Stated task:
Below is a listing; copy all of it exactly.

BEGIN Entries provided

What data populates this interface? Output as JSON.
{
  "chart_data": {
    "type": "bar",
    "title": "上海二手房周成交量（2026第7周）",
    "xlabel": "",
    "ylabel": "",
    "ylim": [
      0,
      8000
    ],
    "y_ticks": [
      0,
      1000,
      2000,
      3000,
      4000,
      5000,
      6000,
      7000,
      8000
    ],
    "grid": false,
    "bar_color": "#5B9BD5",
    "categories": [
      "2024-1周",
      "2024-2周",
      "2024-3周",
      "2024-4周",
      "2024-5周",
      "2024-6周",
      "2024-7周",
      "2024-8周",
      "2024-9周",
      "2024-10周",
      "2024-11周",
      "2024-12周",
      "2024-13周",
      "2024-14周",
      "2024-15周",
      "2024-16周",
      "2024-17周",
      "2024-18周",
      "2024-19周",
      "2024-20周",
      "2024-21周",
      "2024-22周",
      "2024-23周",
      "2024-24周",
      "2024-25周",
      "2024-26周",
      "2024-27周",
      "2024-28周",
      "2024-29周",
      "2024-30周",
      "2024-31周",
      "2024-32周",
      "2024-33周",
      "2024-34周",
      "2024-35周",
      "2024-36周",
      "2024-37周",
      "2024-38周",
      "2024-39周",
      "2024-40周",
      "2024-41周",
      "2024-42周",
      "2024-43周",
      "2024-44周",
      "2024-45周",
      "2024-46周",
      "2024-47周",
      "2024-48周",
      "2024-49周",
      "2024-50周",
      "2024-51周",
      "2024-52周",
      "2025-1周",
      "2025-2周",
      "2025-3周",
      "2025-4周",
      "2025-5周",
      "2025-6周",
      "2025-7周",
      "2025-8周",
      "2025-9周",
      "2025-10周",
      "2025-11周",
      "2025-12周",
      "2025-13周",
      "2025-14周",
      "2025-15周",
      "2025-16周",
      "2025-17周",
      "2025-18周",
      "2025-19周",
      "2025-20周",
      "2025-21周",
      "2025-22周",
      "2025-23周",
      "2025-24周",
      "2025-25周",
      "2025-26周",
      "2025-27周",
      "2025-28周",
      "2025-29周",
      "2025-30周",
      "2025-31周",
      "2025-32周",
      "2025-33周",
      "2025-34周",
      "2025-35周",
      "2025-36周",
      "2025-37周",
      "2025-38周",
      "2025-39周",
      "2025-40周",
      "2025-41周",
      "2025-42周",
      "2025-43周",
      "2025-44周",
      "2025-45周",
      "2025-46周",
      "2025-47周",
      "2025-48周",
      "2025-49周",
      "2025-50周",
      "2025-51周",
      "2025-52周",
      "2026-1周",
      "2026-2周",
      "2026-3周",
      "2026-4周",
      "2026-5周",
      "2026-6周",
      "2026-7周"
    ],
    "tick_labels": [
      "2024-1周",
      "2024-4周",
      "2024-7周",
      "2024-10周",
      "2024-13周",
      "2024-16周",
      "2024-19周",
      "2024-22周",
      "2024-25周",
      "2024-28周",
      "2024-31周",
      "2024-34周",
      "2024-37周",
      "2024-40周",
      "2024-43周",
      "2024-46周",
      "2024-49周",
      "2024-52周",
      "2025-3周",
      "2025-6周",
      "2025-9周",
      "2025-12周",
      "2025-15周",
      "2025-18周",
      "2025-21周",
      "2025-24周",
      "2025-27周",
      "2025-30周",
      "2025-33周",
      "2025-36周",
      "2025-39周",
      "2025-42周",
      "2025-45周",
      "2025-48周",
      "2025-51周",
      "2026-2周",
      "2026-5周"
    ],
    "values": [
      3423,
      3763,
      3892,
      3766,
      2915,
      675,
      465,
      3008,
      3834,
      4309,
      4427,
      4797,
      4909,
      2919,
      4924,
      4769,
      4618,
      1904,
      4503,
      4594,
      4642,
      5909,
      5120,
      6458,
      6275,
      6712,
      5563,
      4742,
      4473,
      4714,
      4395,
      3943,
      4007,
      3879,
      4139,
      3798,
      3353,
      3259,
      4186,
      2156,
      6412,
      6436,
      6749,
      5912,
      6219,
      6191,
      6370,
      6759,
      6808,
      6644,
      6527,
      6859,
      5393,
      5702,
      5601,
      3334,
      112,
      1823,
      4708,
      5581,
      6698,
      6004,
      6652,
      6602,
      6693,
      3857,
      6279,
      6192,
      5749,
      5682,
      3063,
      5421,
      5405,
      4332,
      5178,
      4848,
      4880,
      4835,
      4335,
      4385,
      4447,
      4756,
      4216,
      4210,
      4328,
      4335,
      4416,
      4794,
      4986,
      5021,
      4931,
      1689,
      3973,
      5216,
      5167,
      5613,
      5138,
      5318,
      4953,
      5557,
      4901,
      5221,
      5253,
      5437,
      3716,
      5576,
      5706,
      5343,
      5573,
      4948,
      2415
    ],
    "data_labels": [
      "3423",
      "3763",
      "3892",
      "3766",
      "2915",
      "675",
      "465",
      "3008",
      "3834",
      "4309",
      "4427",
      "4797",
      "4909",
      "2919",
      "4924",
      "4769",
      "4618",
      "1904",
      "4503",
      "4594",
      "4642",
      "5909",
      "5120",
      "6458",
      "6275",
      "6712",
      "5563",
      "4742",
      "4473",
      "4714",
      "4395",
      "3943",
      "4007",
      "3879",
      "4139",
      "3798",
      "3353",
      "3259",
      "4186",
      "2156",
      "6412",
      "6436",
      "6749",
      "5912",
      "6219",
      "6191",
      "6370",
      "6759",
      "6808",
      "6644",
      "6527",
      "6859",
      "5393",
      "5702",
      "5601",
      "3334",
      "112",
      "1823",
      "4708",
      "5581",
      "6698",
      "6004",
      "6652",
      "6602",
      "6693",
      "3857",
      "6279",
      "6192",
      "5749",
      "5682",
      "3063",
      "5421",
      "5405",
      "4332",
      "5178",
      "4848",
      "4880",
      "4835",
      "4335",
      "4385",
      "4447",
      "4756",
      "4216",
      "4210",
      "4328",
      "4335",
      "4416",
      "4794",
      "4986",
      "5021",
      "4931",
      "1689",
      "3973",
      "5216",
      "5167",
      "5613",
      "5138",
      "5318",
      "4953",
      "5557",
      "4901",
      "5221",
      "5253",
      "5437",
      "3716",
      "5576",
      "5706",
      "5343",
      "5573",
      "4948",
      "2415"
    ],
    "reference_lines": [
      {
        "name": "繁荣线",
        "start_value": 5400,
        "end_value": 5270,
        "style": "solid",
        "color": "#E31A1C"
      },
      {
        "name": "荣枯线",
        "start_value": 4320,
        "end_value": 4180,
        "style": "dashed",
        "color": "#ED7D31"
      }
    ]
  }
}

END Entries provided

Solution to this exercise:
What data populates this interface? Output as JSON.
{
  "chart_data": {
    "type": "bar",
    "title": "上海二手房周成交量（2026第7周）",
    "xlabel": "",
    "ylabel": "",
    "ylim": [
      0,
      8000
    ],
    "y_ticks": [
      0,
      1000,
      2000,
      3000,
      4000,
      5000,
      6000,
      7000,
      8000
    ],
    "grid": false,
    "bar_color": "#5B9BD5",
    "categories": [
      "2024-1周",
      "2024-2周",
      "2024-3周",
      "2024-4周",
      "2024-5周",
      "2024-6周",
      "2024-7周",
      "2024-8周",
      "2024-9周",
      "2024-10周",
      "2024-11周",
      "2024-12周",
      "2024-13周",
      "2024-14周",
      "2024-15周",
      "2024-16周",
      "2024-17周",
      "2024-18周",
      "2024-19周",
      "2024-20周",
      "2024-21周",
      "2024-22周",
      "2024-23周",
      "2024-24周",
      "2024-25周",
      "2024-26周",
      "2024-27周",
      "2024-28周",
      "2024-29周",
      "2024-30周",
      "2024-31周",
      "2024-32周",
      "2024-33周",
      "2024-34周",
      "2024-35周",
      "2024-36周",
      "2024-37周",
      "2024-38周",
      "2024-39周",
      "2024-40周",
      "2024-41周",
      "2024-42周",
      "2024-43周",
      "2024-44周",
      "2024-45周",
      "2024-46周",
      "2024-47周",
      "2024-48周",
      "2024-49周",
      "2024-50周",
      "2024-51周",
      "2024-52周",
      "2025-1周",
      "2025-2周",
      "2025-3周",
      "2025-4周",
      "2025-5周",
      "2025-6周",
      "2025-7周",
      "2025-8周",
      "2025-9周",
      "2025-10周",
      "2025-11周",
      "2025-12周",
      "2025-13周",
      "2025-14周",
      "2025-15周",
      "2025-16周",
      "2025-17周",
      "2025-18周",
      "2025-19周",
      "2025-20周",
      "2025-21周",
      "2025-22周",
      "2025-23周",
      "2025-24周",
      "2025-25周",
      "2025-26周",
      "2025-27周",
      "2025-28周",
      "2025-29周",
      "2025-30周",
      "2025-31周",
      "2025-32周",
      "2025-33周",
      "2025-34周",
      "2025-35周",
      "2025-36周",
      "2025-37周",
      "2025-38周",
      "2025-39周",
      "2025-40周",
      "2025-41周",
      "2025-42周",
      "2025-43周",
      "2025-44周",
      "2025-45周",
      "2025-46周",
      "2025-47周",
      "2025-48周",
      "2025-49周",
      "2025-50周",
      "2025-51周",
      "2025-52周",
      "2026-1周",
      "2026-2周",
      "2026-3周",
      "2026-4周",
      "2026-5周",
      "2026-6周",
      "2026-7周"
    ],
    "tick_labels": [
      "2024-1周",
      "2024-4周",
      "2024-7周",
      "2024-10周",
      "2024-13周",
      "2024-16周",
      "2024-19周",
      "2024-22周",
      "2024-25周",
      "2024-28周",
      "2024-31周",
      "2024-34周",
      "2024-37周",
      "2024-40周",
      "2024-43周",
      "2024-46周",
      "2024-49周",
      "2024-52周",
      "2025-3周",
      "2025-6周",
      "2025-9周",
      "2025-12周",
      "2025-15周",
      "2025-18周",
      "2025-21周",
      "2025-24周",
      "2025-27周",
      "2025-30周",
      "2025-33周",
      "2025-36周",
      "2025-39周",
      "2025-42周",
      "2025-45周",
      "2025-48周",
      "2025-51周",
      "2026-2周",
      "2026-5周"
    ],
    "values": [
      3423,
      3763,
      3892,
      3766,
      2915,
      675,
      465,
      3008,
      3834,
      4309,
      4427,
      4797,
      4909,
      2919,
      4924,
      4769,
      4618,
      1904,
      4503,
      4594,
      4642,
      5909,
      5120,
      6458,
      6275,
      6712,
      5563,
      4742,
      4473,
      4714,
      4395,
      3943,
      4007,
      3879,
      4139,
      3798,
      3353,
      3259,
      4186,
      2156,
      6412,
      6436,
      6749,
      5912,
      6219,
      6191,
      6370,
      6759,
      6808,
      6644,
      6527,
      6859,
      5393,
      5702,
      5601,
      3334,
      112,
      1823,
      4708,
      5581,
      6698,
      6004,
      6652,
      6602,
      6693,
      3857,
      6279,
      6192,
      5749,
      5682,
      3063,
      5421,
      5405,
      4332,
      5178,
      4848,
      4880,
      4835,
      4335,
      4385,
      4447,
      4756,
      4216,
      4210,
      4328,
      4335,
      4416,
      4794,
      4986,
      5021,
      4931,
      1689,
      3973,
      5216,
      5167,
      5613,
      5138,
      5318,
      4953,
      5557,
      4901,
      5221,
      5253,
      5437,
      3716,
      5576,
      5706,
      5343,
      5573,
      4948,
      2415
    ],
    "data_labels": [
      "3423",
      "3763",
      "3892",
      "3766",
      "2915",
      "675",
      "465",
      "3008",
      "3834",
      "4309",
      "4427",
      "4797",
      "4909",
      "2919",
      "4924",
      "4769",
      "4618",
      "1904",
      "4503",
      "4594",
      "4642",
      "5909",
      "5120",
      "6458",
      "6275",
      "6712",
      "5563",
      "4742",
      "4473",
      "4714",
      "4395",
      "3943",
      "4007",
      "3879",
      "4139",
      "3798",
      "3353",
      "3259",
      "4186",
      "2156",
      "6412",
      "6436",
      "6749",
      "5912",
      "6219",
      "6191",
      "6370",
      "6759",
      "6808",
      "6644",
      "6527",
      "6859",
      "5393",
      "5702",
      "5601",
      "3334",
      "112",
      "1823",
      "4708",
      "5581",
      "6698",
      "6004",
      "6652",
      "6602",
      "6693",
      "3857",
      "6279",
      "6192",
      "5749",
      "5682",
      "3063",
      "5421",
      "5405",
      "4332",
      "5178",
      "4848",
      "4880",
      "4835",
      "4335",
      "4385",
      "4447",
      "4756",
      "4216",
      "4210",
      "4328",
      "4335",
      "4416",
      "4794",
      "4986",
      "5021",
      "4931",
      "1689",
      "3973",
      "5216",
      "5167",
      "5613",
      "5138",
      "5318",
      "4953",
      "5557",
      "4901",
      "5221",
      "5253",
      "5437",
      "3716",
      "5576",
      "5706",
      "5343",
      "5573",
      "4948",
      "2415"
    ],
    "reference_lines": [
      {
        "name": "繁荣线",
        "start_value": 5400,
        "end_value": 5270,
        "style": "solid",
        "color": "#E31A1C"
      },
      {
        "name": "荣枯线",
        "start_value": 4320,
        "end_value": 4180,
        "style": "dashed",
        "color": "#ED7D31"
      }
    ]
  }
}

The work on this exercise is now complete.